WHAT IS NEEDED -> Reproduce every line of the data below word for word, omitting the pictures.

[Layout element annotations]
━━━━━━━━━━━━━━━━
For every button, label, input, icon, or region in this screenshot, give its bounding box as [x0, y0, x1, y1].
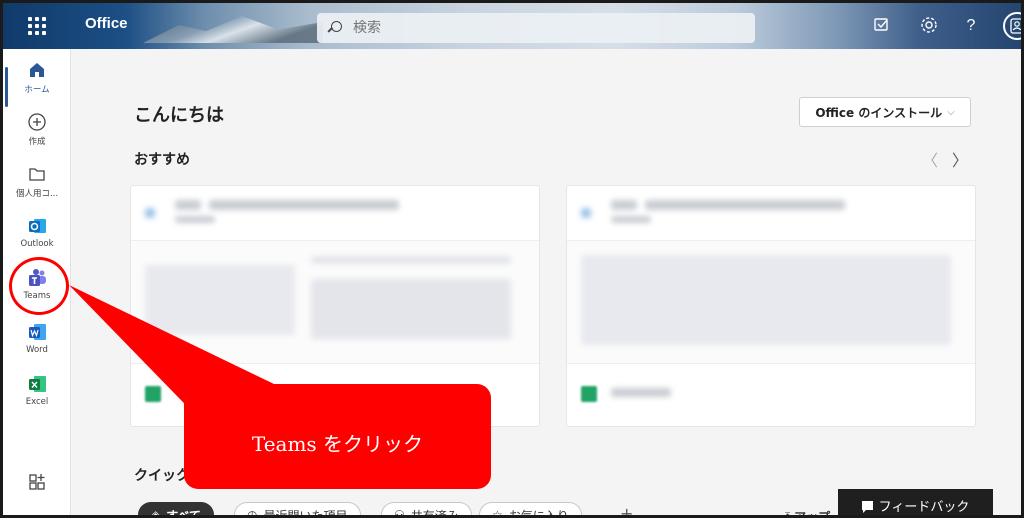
carousel-prev-icon[interactable]: 〈 [922, 147, 938, 171]
card-blurred-title [145, 198, 405, 228]
rail-label-create: 作成 [28, 137, 46, 147]
search-input[interactable] [353, 20, 733, 36]
rail-label-outlook: Outlook [20, 239, 54, 249]
chevron-down-icon: ⌵ [947, 106, 955, 118]
recommended-card[interactable] [566, 185, 976, 427]
teams-icon [29, 269, 46, 286]
rail-label-home: ホーム [24, 85, 50, 95]
rail-item-teams[interactable]: Teams [3, 267, 71, 301]
create-plus-icon [28, 113, 46, 131]
feedback-label: フィードバック [878, 499, 970, 515]
active-indicator [5, 67, 8, 107]
filter-chip-all[interactable]: ◈ すべて [138, 502, 214, 518]
rail-label-teams: Teams [23, 291, 51, 301]
rail-label-my-content: 個人用コ... [15, 189, 59, 199]
search-icon [327, 20, 343, 36]
rail-item-word[interactable]: Word [3, 321, 71, 355]
top-header-bar: Office ? [3, 3, 1021, 49]
filter-chip-label: 共有済み [410, 508, 459, 518]
upload-button[interactable]: ⤒ アップ [785, 508, 831, 518]
install-office-label: Office のインストール [815, 105, 943, 120]
rail-item-my-content[interactable]: 個人用コ... [3, 163, 71, 199]
folder-icon [29, 168, 45, 181]
help-icon[interactable]: ? [960, 15, 982, 37]
rail-item-outlook[interactable]: Outlook [3, 215, 71, 249]
card-blurred-filename [611, 388, 671, 397]
callout-text: Teams をクリック [251, 432, 424, 456]
office-home-window: Office ? ホーム 作成 個人用コ... [0, 0, 1024, 518]
rail-item-all-apps[interactable] [3, 471, 71, 493]
home-icon [30, 63, 44, 77]
filter-chip-shared[interactable]: ⚇ 共有済み [381, 502, 472, 518]
all-apps-icon [29, 474, 45, 490]
install-office-button[interactable]: Office のインストール ⌵ [799, 97, 971, 127]
cube-icon: ◈ [151, 508, 161, 518]
star-icon: ☆ [492, 508, 503, 518]
filter-chip-label: すべて [166, 508, 201, 518]
planner-icon[interactable] [871, 15, 893, 37]
filter-chip-label: お気に入り [508, 508, 569, 518]
feedback-icon [861, 500, 873, 513]
rail-label-word: Word [26, 345, 48, 355]
app-launcher-icon[interactable] [25, 14, 49, 38]
callout-box: Teams をクリック [184, 384, 491, 489]
rail-item-home[interactable]: ホーム [3, 59, 71, 107]
carousel-next-icon[interactable]: 〉 [952, 147, 968, 171]
card-document-preview [567, 240, 975, 364]
app-rail: ホーム 作成 個人用コ... Outlook Teams Word Excel [3, 49, 71, 515]
clock-icon: ◷ [247, 508, 258, 518]
filter-chip-label: 最近開いた項目 [263, 508, 348, 518]
excel-icon [581, 386, 597, 402]
word-icon [29, 324, 46, 340]
feedback-button[interactable]: フィードバック [838, 489, 993, 515]
people-icon: ⚇ [394, 508, 405, 518]
filter-chip-recent[interactable]: ◷ 最近開いた項目 [234, 502, 361, 518]
outlook-icon [29, 219, 46, 233]
recommended-heading: おすすめ [134, 152, 190, 168]
upload-icon: ⤒ [785, 510, 795, 518]
filter-chip-favorites[interactable]: ☆ お気に入り [479, 502, 582, 518]
search-box[interactable] [317, 13, 755, 43]
settings-gear-icon[interactable] [918, 15, 940, 37]
rail-item-excel[interactable]: Excel [3, 373, 71, 407]
header-banner-image [143, 16, 323, 43]
rail-item-create[interactable]: 作成 [3, 111, 71, 147]
excel-icon [29, 376, 46, 392]
office-logo[interactable]: Office [85, 15, 128, 32]
quick-access-heading: クイック [134, 468, 190, 484]
upload-label: アップ [794, 510, 831, 518]
rail-label-excel: Excel [25, 397, 49, 407]
card-document-preview [131, 240, 539, 364]
account-avatar[interactable] [1003, 12, 1021, 40]
add-filter-icon[interactable]: + [620, 504, 633, 515]
page-title: こんにちは [134, 105, 224, 126]
card-blurred-title [581, 198, 845, 228]
excel-icon [145, 386, 161, 402]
━━━━━━━━━━━━━━━━
THE RESPONSE ->
For every button, label, input, icon, or region in this screenshot, give its bounding box as [x0, y0, x1, y1].
carousel-prev-icon[interactable]: 〈 [922, 147, 938, 171]
card-blurred-title [145, 198, 405, 228]
rail-label-create: 作成 [28, 137, 46, 147]
search-input[interactable] [353, 20, 733, 36]
rail-label-outlook: Outlook [20, 239, 54, 249]
chevron-down-icon: ⌵ [947, 106, 955, 118]
recommended-card[interactable] [566, 185, 976, 427]
teams-icon [29, 269, 46, 286]
rail-label-home: ホーム [24, 85, 50, 95]
rail-item-teams[interactable]: Teams [3, 267, 71, 301]
create-plus-icon [28, 113, 46, 131]
feedback-label: フィードバック [878, 499, 970, 515]
active-indicator [5, 67, 8, 107]
filter-chip-all[interactable]: ◈ すべて [138, 502, 214, 518]
rail-label-teams: Teams [23, 291, 51, 301]
rail-label-my-content: 個人用コ... [15, 189, 59, 199]
search-icon [327, 20, 343, 36]
rail-item-word[interactable]: Word [3, 321, 71, 355]
top-header-bar: Office ? [3, 3, 1021, 49]
filter-chip-label: 共有済み [410, 508, 459, 518]
upload-button[interactable]: ⤒ アップ [785, 508, 831, 518]
install-office-label: Office のインストール [815, 105, 943, 120]
rail-item-my-content[interactable]: 個人用コ... [3, 163, 71, 199]
folder-icon [29, 168, 45, 181]
help-icon[interactable]: ? [960, 15, 982, 37]
rail-item-outlook[interactable]: Outlook [3, 215, 71, 249]
card-blurred-filename [611, 388, 671, 397]
callout-text: Teams をクリック [251, 432, 424, 456]
office-home-window: Office ? ホーム 作成 個人用コ... [0, 0, 1024, 518]
rail-item-all-apps[interactable] [3, 471, 71, 493]
home-icon [30, 63, 44, 77]
filter-chip-shared[interactable]: ⚇ 共有済み [381, 502, 472, 518]
all-apps-icon [29, 474, 45, 490]
install-office-button[interactable]: Office のインストール ⌵ [799, 97, 971, 127]
cube-icon: ◈ [151, 508, 161, 518]
star-icon: ☆ [492, 508, 503, 518]
filter-chip-label: すべて [166, 508, 201, 518]
planner-icon[interactable] [871, 15, 893, 37]
filter-chip-label: お気に入り [508, 508, 569, 518]
feedback-icon [861, 500, 873, 513]
rail-label-word: Word [26, 345, 48, 355]
app-launcher-icon[interactable] [25, 14, 49, 38]
callout-box: Teams をクリック [184, 384, 491, 489]
rail-item-home[interactable]: ホーム [3, 59, 71, 107]
carousel-next-icon[interactable]: 〉 [952, 147, 968, 171]
card-document-preview [567, 240, 975, 364]
app-rail: ホーム 作成 個人用コ... Outlook Teams Word Excel [3, 49, 71, 515]
clock-icon: ◷ [247, 508, 258, 518]
filter-chip-label: 最近開いた項目 [263, 508, 348, 518]
excel-icon [581, 386, 597, 402]
word-icon [29, 324, 46, 340]
feedback-button[interactable]: フィードバック [838, 489, 993, 515]
people-icon: ⚇ [394, 508, 405, 518]
filter-chip-recent[interactable]: ◷ 最近開いた項目 [234, 502, 361, 518]
outlook-icon [29, 219, 46, 233]
recommended-heading: おすすめ [134, 152, 190, 168]
upload-icon: ⤒ [785, 510, 795, 518]
filter-chip-favorites[interactable]: ☆ お気に入り [479, 502, 582, 518]
search-box[interactable] [317, 13, 755, 43]
settings-gear-icon[interactable] [918, 15, 940, 37]
rail-item-excel[interactable]: Excel [3, 373, 71, 407]
header-banner-image [143, 16, 323, 43]
rail-item-create[interactable]: 作成 [3, 111, 71, 147]
excel-icon [29, 376, 46, 392]
office-logo[interactable]: Office [85, 15, 128, 32]
quick-access-heading: クイック [134, 468, 190, 484]
upload-label: アップ [794, 510, 831, 518]
rail-label-excel: Excel [25, 397, 49, 407]
card-document-preview [131, 240, 539, 364]
account-avatar[interactable] [1003, 12, 1021, 40]
add-filter-icon[interactable]: + [620, 504, 633, 515]
page-title: こんにちは [134, 105, 224, 126]
card-blurred-title [581, 198, 845, 228]
excel-icon [145, 386, 161, 402]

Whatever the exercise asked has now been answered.